(Dataset excerpts)
__________________________________________________
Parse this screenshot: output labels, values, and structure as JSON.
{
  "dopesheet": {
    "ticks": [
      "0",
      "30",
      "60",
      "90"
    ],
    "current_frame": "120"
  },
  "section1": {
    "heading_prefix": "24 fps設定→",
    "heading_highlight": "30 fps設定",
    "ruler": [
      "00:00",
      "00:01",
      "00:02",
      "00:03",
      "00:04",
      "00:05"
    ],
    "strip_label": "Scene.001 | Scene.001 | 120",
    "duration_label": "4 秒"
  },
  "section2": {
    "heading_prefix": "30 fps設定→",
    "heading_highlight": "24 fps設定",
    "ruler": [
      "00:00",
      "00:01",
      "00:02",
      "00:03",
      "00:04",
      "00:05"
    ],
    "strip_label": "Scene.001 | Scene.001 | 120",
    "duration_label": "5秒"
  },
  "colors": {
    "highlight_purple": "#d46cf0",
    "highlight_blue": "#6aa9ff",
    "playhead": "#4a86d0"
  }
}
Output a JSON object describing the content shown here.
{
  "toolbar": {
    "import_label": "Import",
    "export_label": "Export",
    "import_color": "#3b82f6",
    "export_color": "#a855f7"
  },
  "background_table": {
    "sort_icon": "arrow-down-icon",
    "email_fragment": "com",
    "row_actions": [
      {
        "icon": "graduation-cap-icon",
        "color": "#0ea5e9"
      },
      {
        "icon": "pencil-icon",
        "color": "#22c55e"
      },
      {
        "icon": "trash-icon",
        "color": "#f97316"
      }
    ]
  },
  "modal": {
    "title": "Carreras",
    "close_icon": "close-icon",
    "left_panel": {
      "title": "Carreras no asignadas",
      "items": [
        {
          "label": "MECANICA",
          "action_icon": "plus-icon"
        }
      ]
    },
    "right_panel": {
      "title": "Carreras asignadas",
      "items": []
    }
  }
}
__________________________________________________
Copy every line of the material, please, keeping it exactly the same.

#### Full answer:
Parse this screenshot: output labels, values, and structure as JSON.
{
  "dopesheet": {
    "ticks": [
      "0",
      "30",
      "60",
      "90"
    ],
    "current_frame": "120"
  },
  "section1": {
    "heading_prefix": "24 fps設定→",
    "heading_highlight": "30 fps設定",
    "ruler": [
      "00:00",
      "00:01",
      "00:02",
      "00:03",
      "00:04",
      "00:05"
    ],
    "strip_label": "Scene.001 | Scene.001 | 120",
    "duration_label": "4 秒"
  },
  "section2": {
    "heading_prefix": "30 fps設定→",
    "heading_highlight": "24 fps設定",
    "ruler": [
      "00:00",
      "00:01",
      "00:02",
      "00:03",
      "00:04",
      "00:05"
    ],
    "strip_label": "Scene.001 | Scene.001 | 120",
    "duration_label": "5秒"
  },
  "colors": {
    "highlight_purple": "#d46cf0",
    "highlight_blue": "#6aa9ff",
    "playhead": "#4a86d0"
  }
}
Output a JSON object describing the content shown here.
{
  "toolbar": {
    "import_label": "Import",
    "export_label": "Export",
    "import_color": "#3b82f6",
    "export_color": "#a855f7"
  },
  "background_table": {
    "sort_icon": "arrow-down-icon",
    "email_fragment": "com",
    "row_actions": [
      {
        "icon": "graduation-cap-icon",
        "color": "#0ea5e9"
      },
      {
        "icon": "pencil-icon",
        "color": "#22c55e"
      },
      {
        "icon": "trash-icon",
        "color": "#f97316"
      }
    ]
  },
  "modal": {
    "title": "Carreras",
    "close_icon": "close-icon",
    "left_panel": {
      "title": "Carreras no asignadas",
      "items": [
        {
          "label": "MECANICA",
          "action_icon": "plus-icon"
        }
      ]
    },
    "right_panel": {
      "title": "Carreras asignadas",
      "items": []
    }
  }
}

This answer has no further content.